Records of document pages and text:
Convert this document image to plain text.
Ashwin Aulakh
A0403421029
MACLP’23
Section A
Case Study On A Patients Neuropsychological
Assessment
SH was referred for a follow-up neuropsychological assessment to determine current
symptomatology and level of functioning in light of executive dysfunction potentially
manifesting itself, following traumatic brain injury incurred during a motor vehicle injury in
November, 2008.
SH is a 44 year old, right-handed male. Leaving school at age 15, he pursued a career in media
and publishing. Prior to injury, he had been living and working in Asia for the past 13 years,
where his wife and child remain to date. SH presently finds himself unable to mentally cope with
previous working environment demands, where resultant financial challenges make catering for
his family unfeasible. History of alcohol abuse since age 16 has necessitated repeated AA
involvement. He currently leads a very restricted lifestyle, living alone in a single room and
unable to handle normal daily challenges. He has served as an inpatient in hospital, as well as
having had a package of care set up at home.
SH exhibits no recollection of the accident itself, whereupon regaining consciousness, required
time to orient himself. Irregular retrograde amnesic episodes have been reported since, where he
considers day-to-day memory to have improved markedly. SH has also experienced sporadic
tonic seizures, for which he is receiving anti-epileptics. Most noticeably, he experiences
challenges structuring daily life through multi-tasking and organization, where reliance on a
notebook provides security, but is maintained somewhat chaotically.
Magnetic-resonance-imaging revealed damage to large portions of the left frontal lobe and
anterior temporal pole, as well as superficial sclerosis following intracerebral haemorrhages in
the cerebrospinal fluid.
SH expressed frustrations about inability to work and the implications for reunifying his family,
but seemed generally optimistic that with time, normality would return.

--- Try it ---
Extract each line from the entries above that contains the string "time".

--- Expected answer ---
time to orient himself. Irregular retrograde amnesic episodes have been reported since, where he
but seemed generally optimistic that with time, normality would return.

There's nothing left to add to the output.